= Set task =
Where a line holds the word "image", copy that line.

Records that describe figures:
^^^^^^^^^^^^^^^^

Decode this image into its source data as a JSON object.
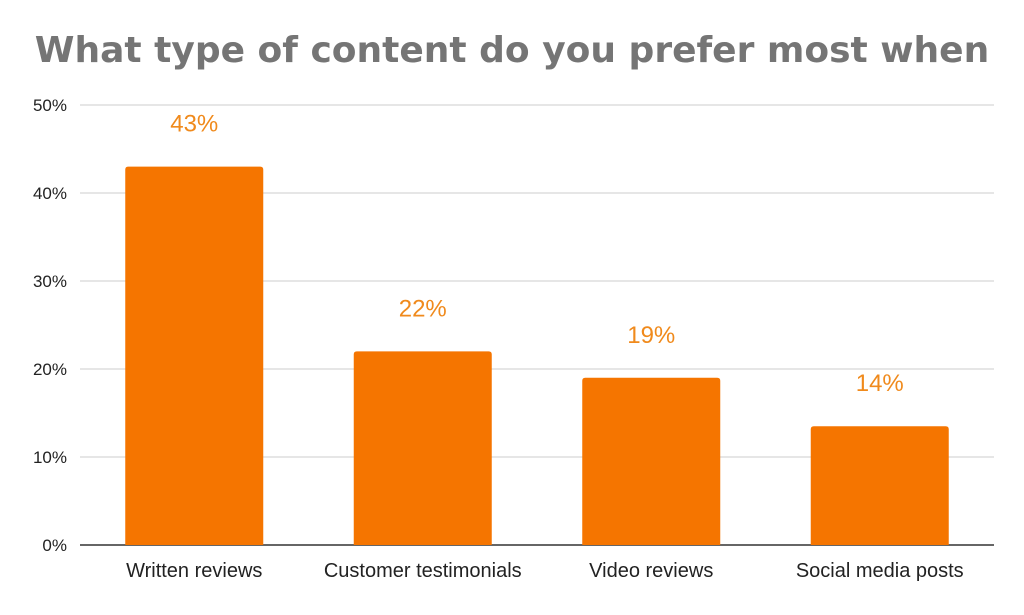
{
  "chart_data": {
    "type": "bar",
    "title": "What type of content do you prefer most when",
    "xlabel": "",
    "ylabel": "",
    "categories": [
      "Written reviews",
      "Customer testimonials",
      "Video reviews",
      "Social media posts"
    ],
    "values": [
      43,
      22,
      19,
      13.5
    ],
    "data_labels": [
      "43%",
      "22%",
      "19%",
      "14%"
    ],
    "ylim": [
      0,
      50
    ],
    "y_ticks": [
      0,
      10,
      20,
      30,
      40,
      50
    ],
    "y_tick_labels": [
      "0%",
      "10%",
      "20%",
      "30%",
      "40%",
      "50%"
    ],
    "grid": true,
    "legend": "none",
    "colors": {
      "bar": "#f57500",
      "data_label": "#f08a1c",
      "title": "#757575",
      "grid": "#cccccc"
    }
  }
}
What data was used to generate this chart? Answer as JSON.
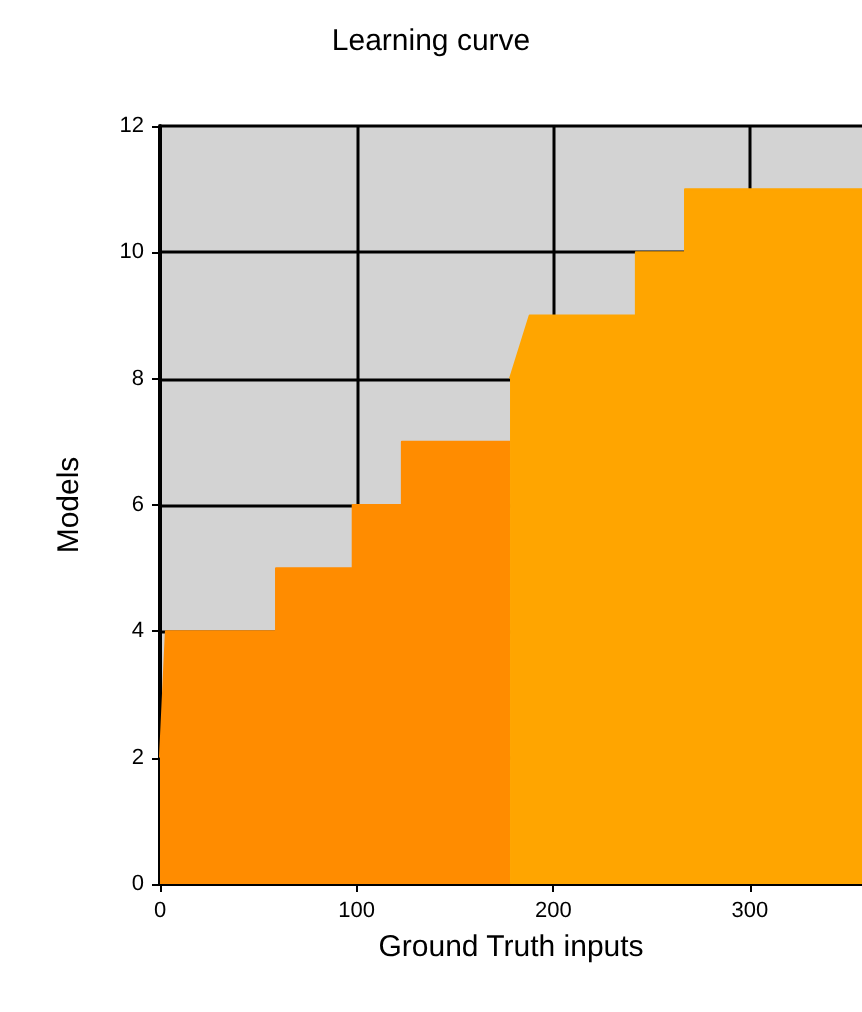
{
  "chart_data": {
    "type": "area",
    "title": "Learning curve",
    "xlabel": "Ground Truth inputs",
    "ylabel": "Models",
    "series": [
      {
        "color": "#ff8c00",
        "x": [
          0,
          3,
          59,
          59,
          98,
          98,
          123,
          123,
          178
        ],
        "values": [
          2,
          4,
          4,
          5,
          5,
          6,
          6,
          7,
          7
        ]
      },
      {
        "color": "#ffa500",
        "x": [
          178,
          188,
          242,
          242,
          267,
          267,
          357
        ],
        "values": [
          8,
          9,
          9,
          10,
          10,
          11,
          11
        ]
      }
    ],
    "xlim": [
      0,
      357
    ],
    "xticks": [
      0,
      100,
      200,
      300
    ],
    "ylim": [
      0,
      12
    ],
    "yticks": [
      0,
      2,
      4,
      6,
      8,
      10,
      12
    ],
    "grid": true
  }
}
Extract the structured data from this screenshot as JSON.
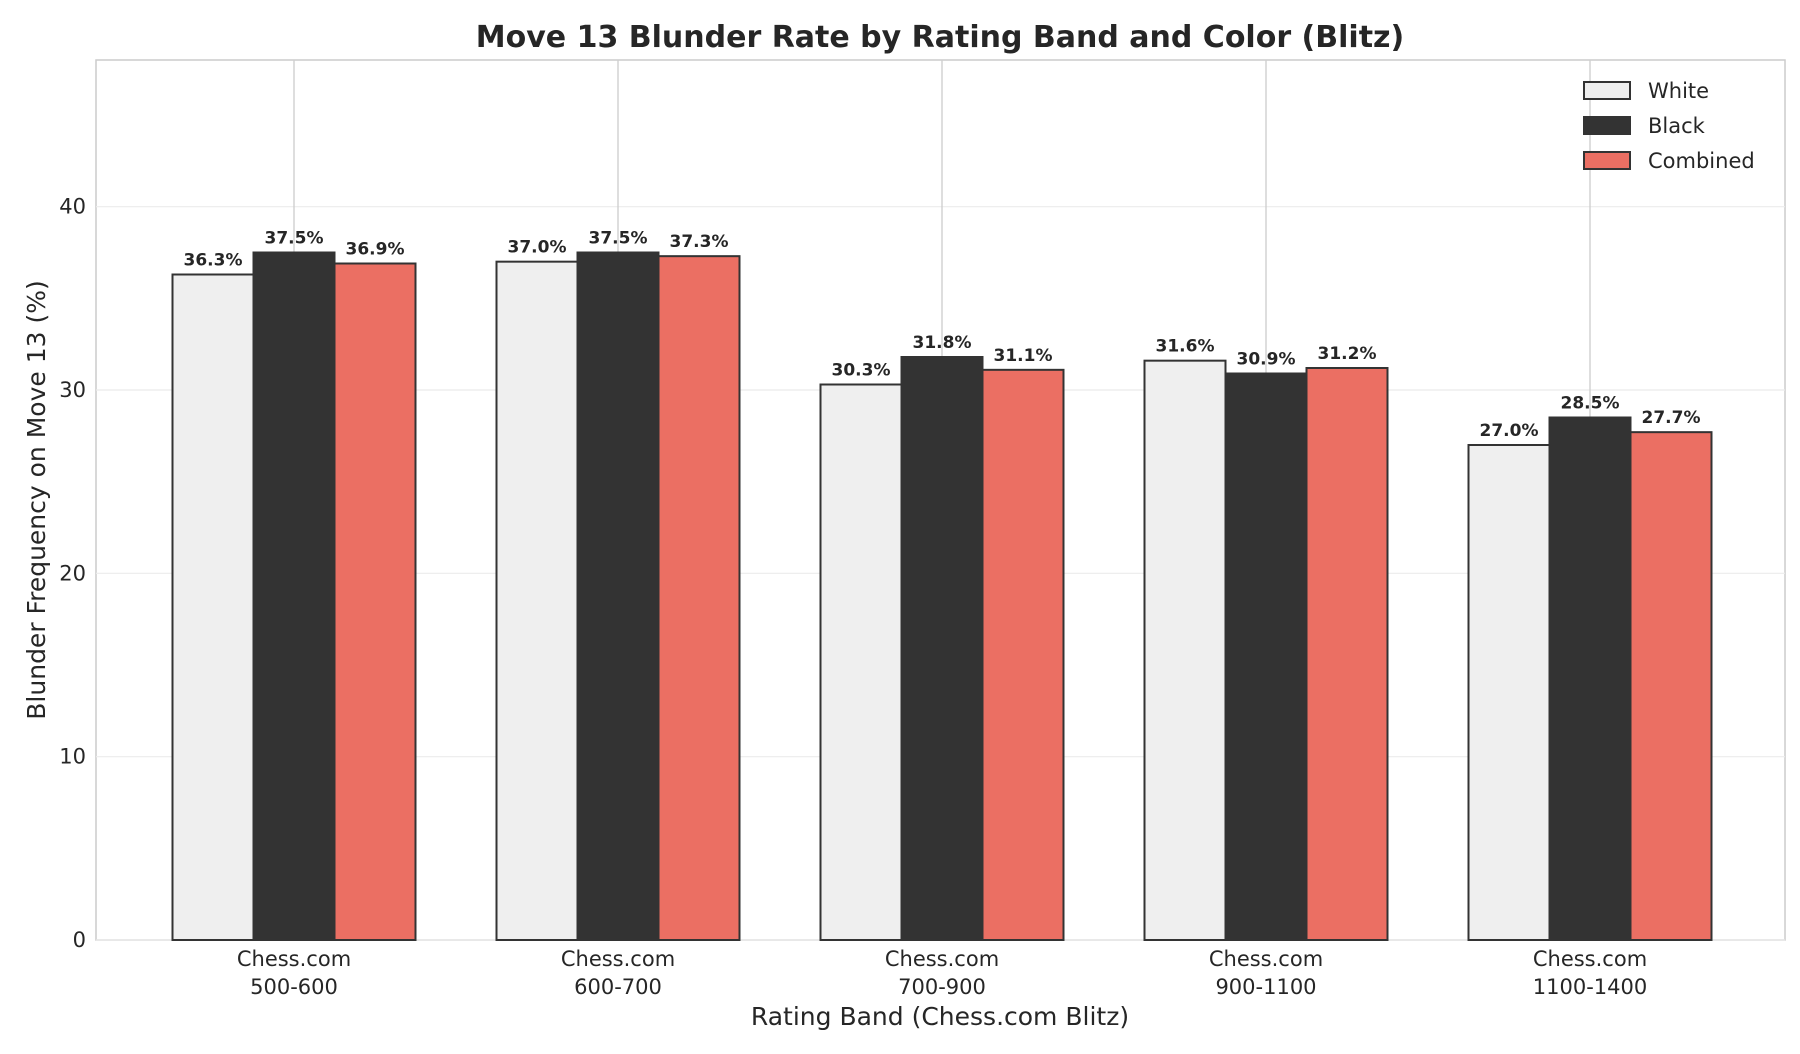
{
  "chart_data": {
    "type": "bar",
    "title": "Move 13 Blunder Rate by Rating Band and Color (Blitz)",
    "xlabel": "Rating Band (Chess.com Blitz)",
    "ylabel": "Blunder Frequency on Move 13 (%)",
    "categories": [
      [
        "Chess.com",
        "500-600"
      ],
      [
        "Chess.com",
        "600-700"
      ],
      [
        "Chess.com",
        "700-900"
      ],
      [
        "Chess.com",
        "900-1100"
      ],
      [
        "Chess.com",
        "1100-1400"
      ]
    ],
    "series": [
      {
        "name": "White",
        "color": "#efefef",
        "values": [
          36.3,
          37.0,
          30.3,
          31.6,
          27.0
        ],
        "labels": [
          "36.3%",
          "37.0%",
          "30.3%",
          "31.6%",
          "27.0%"
        ]
      },
      {
        "name": "Black",
        "color": "#333333",
        "values": [
          37.5,
          37.5,
          31.8,
          30.9,
          28.5
        ],
        "labels": [
          "37.5%",
          "37.5%",
          "31.8%",
          "30.9%",
          "28.5%"
        ]
      },
      {
        "name": "Combined",
        "color": "#eb6f63",
        "values": [
          36.9,
          37.3,
          31.1,
          31.2,
          27.7
        ],
        "labels": [
          "36.9%",
          "37.3%",
          "31.1%",
          "31.2%",
          "27.7%"
        ]
      }
    ],
    "yticks": [
      0,
      10,
      20,
      30,
      40
    ],
    "ylim": [
      0,
      48
    ],
    "grid": true,
    "legend": "top-right"
  }
}
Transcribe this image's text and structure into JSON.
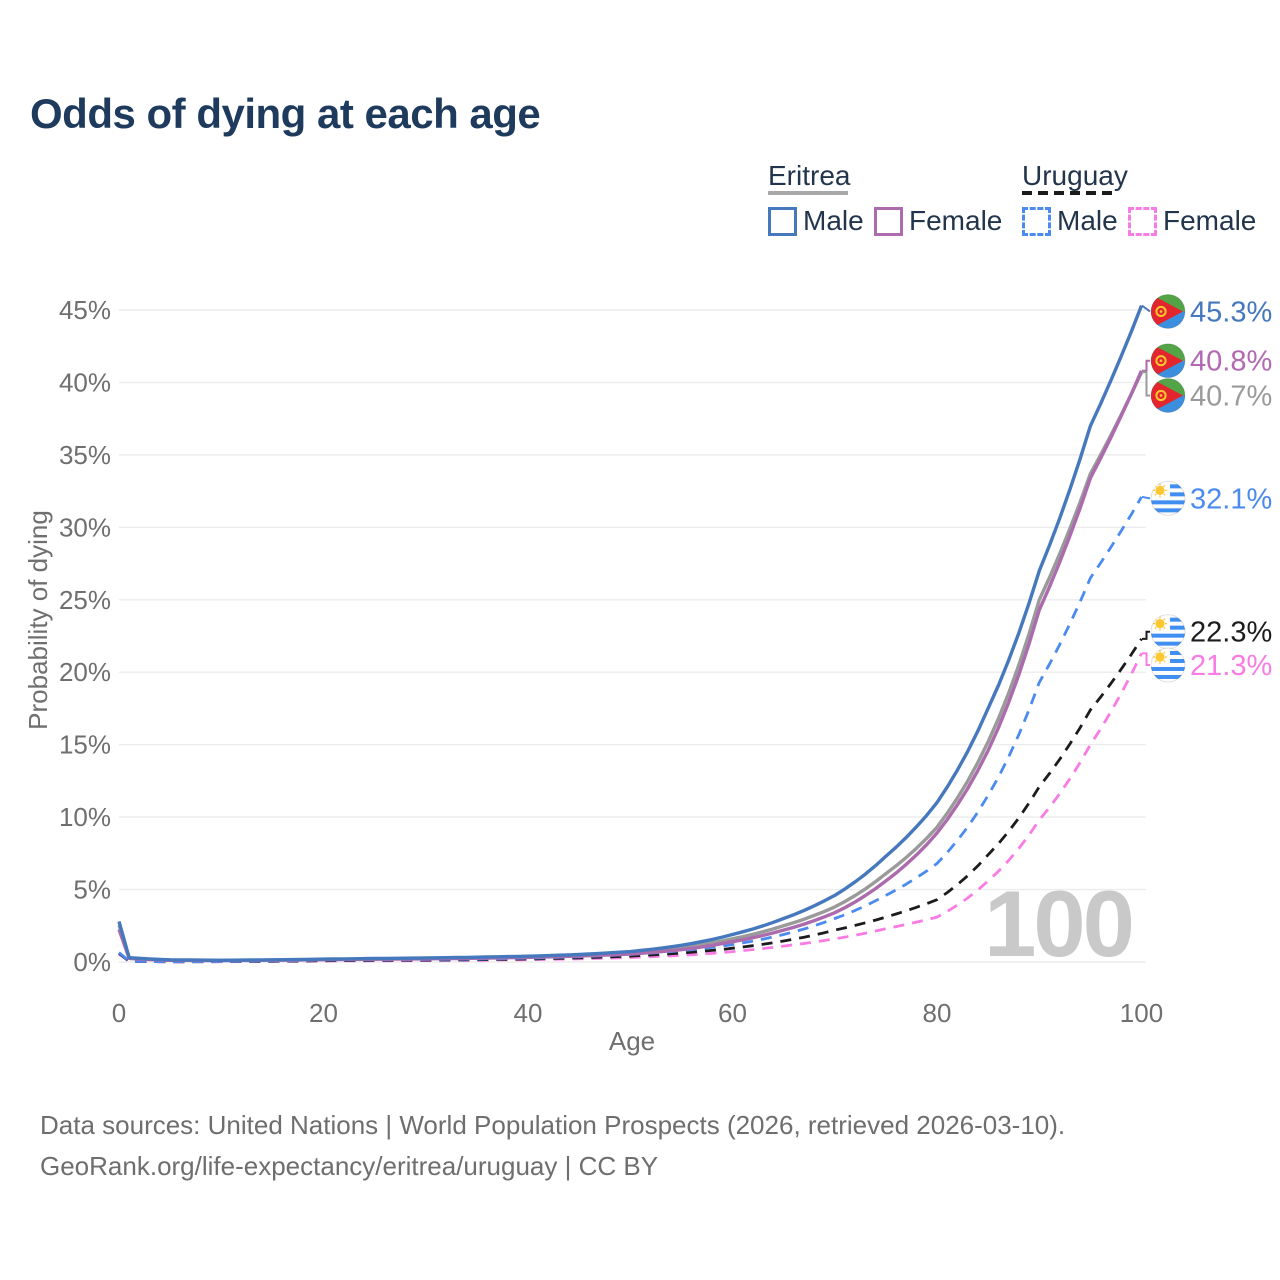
{
  "title": "Odds of dying at each age",
  "legend": {
    "eritrea": {
      "name": "Eritrea",
      "male_label": "Male",
      "female_label": "Female",
      "line_color": "#a8a8a8",
      "male_color": "#4678bd",
      "female_color": "#ab6bad"
    },
    "uruguay": {
      "name": "Uruguay",
      "male_label": "Male",
      "female_label": "Female",
      "line_color": "#1a1a1a",
      "male_color": "#4b8bf0",
      "female_color": "#f87ce4"
    }
  },
  "chart_data": {
    "type": "line",
    "title": "Odds of dying at each age",
    "xlabel": "Age",
    "ylabel": "Probability of dying",
    "xlim": [
      0,
      100
    ],
    "ylim_pct": [
      0,
      45.5
    ],
    "x_ticks": [
      0,
      20,
      40,
      60,
      80,
      100
    ],
    "y_tick_labels": [
      "0%",
      "5%",
      "10%",
      "15%",
      "20%",
      "25%",
      "30%",
      "35%",
      "40%",
      "45%"
    ],
    "grid": "horizontal",
    "watermark": "100",
    "ages": [
      0,
      1,
      5,
      10,
      15,
      20,
      25,
      30,
      35,
      40,
      45,
      50,
      55,
      60,
      65,
      70,
      75,
      80,
      85,
      90,
      95,
      100
    ],
    "series": [
      {
        "id": "eritrea-male",
        "name": "Eritrea Male",
        "country": "Eritrea",
        "sex": "Male",
        "color": "#4678bd",
        "style": "solid",
        "flag": "eritrea",
        "end_label": "45.3%",
        "end_label_color": "#4678bd",
        "label_y_pct": 44.9,
        "values_pct": [
          2.8,
          0.3,
          0.15,
          0.12,
          0.15,
          0.2,
          0.24,
          0.28,
          0.33,
          0.4,
          0.52,
          0.72,
          1.15,
          1.9,
          3.0,
          4.6,
          7.3,
          11.0,
          17.5,
          27.0,
          37.0,
          45.3
        ]
      },
      {
        "id": "eritrea-female",
        "name": "Eritrea Female",
        "country": "Eritrea",
        "sex": "Female",
        "color": "#ab6bad",
        "style": "solid",
        "flag": "eritrea",
        "end_label": "40.8%",
        "end_label_color": "#b268b3",
        "label_y_pct": 41.5,
        "values_pct": [
          2.25,
          0.25,
          0.12,
          0.1,
          0.12,
          0.16,
          0.19,
          0.22,
          0.26,
          0.32,
          0.41,
          0.55,
          0.85,
          1.4,
          2.2,
          3.4,
          5.6,
          8.9,
          14.6,
          24.3,
          33.4,
          40.8
        ]
      },
      {
        "id": "eritrea-both",
        "name": "Eritrea",
        "country": "Eritrea",
        "sex": "Both",
        "color": "#9a9a9a",
        "style": "solid",
        "flag": "eritrea",
        "end_label": "40.7%",
        "end_label_color": "#9a9a9a",
        "label_y_pct": 39.1,
        "values_pct": [
          2.55,
          0.27,
          0.13,
          0.11,
          0.13,
          0.18,
          0.21,
          0.25,
          0.29,
          0.36,
          0.46,
          0.63,
          1.0,
          1.6,
          2.5,
          3.8,
          6.1,
          9.3,
          15.2,
          25.0,
          33.7,
          40.7
        ]
      },
      {
        "id": "uruguay-male",
        "name": "Uruguay Male",
        "country": "Uruguay",
        "sex": "Male",
        "color": "#4b8bf0",
        "style": "dashed",
        "flag": "uruguay",
        "end_label": "32.1%",
        "end_label_color": "#4b8bf0",
        "label_y_pct": 32.0,
        "values_pct": [
          0.65,
          0.06,
          0.02,
          0.03,
          0.07,
          0.13,
          0.15,
          0.17,
          0.2,
          0.26,
          0.36,
          0.52,
          0.78,
          1.2,
          1.9,
          3.0,
          4.6,
          6.8,
          11.5,
          19.3,
          26.5,
          32.1
        ]
      },
      {
        "id": "uruguay-both",
        "name": "Uruguay",
        "country": "Uruguay",
        "sex": "Both",
        "color": "#1c1c1c",
        "style": "dashed",
        "flag": "uruguay",
        "end_label": "22.3%",
        "end_label_color": "#1c1c1c",
        "label_y_pct": 22.8,
        "values_pct": [
          0.6,
          0.05,
          0.018,
          0.025,
          0.05,
          0.09,
          0.11,
          0.13,
          0.16,
          0.21,
          0.29,
          0.41,
          0.62,
          0.95,
          1.45,
          2.2,
          3.1,
          4.3,
          7.4,
          12.1,
          17.4,
          22.3
        ]
      },
      {
        "id": "uruguay-female",
        "name": "Uruguay Female",
        "country": "Uruguay",
        "sex": "Female",
        "color": "#f87ce4",
        "style": "dashed",
        "flag": "uruguay",
        "end_label": "21.3%",
        "end_label_color": "#f87ce4",
        "label_y_pct": 20.5,
        "values_pct": [
          0.55,
          0.045,
          0.015,
          0.02,
          0.04,
          0.07,
          0.08,
          0.1,
          0.12,
          0.16,
          0.22,
          0.31,
          0.46,
          0.72,
          1.1,
          1.6,
          2.3,
          3.1,
          5.6,
          9.8,
          15.0,
          21.3
        ]
      }
    ]
  },
  "footer": {
    "line1": "Data sources: United Nations | World Population Prospects (2026, retrieved 2026-03-10).",
    "line2": "GeoRank.org/life-expectancy/eritrea/uruguay | CC BY"
  }
}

^^^^^^^^^^^^^^^^

= Output =
Decode this image into its source data as a JSON object.
Transcribe this image's text and structure into JSON.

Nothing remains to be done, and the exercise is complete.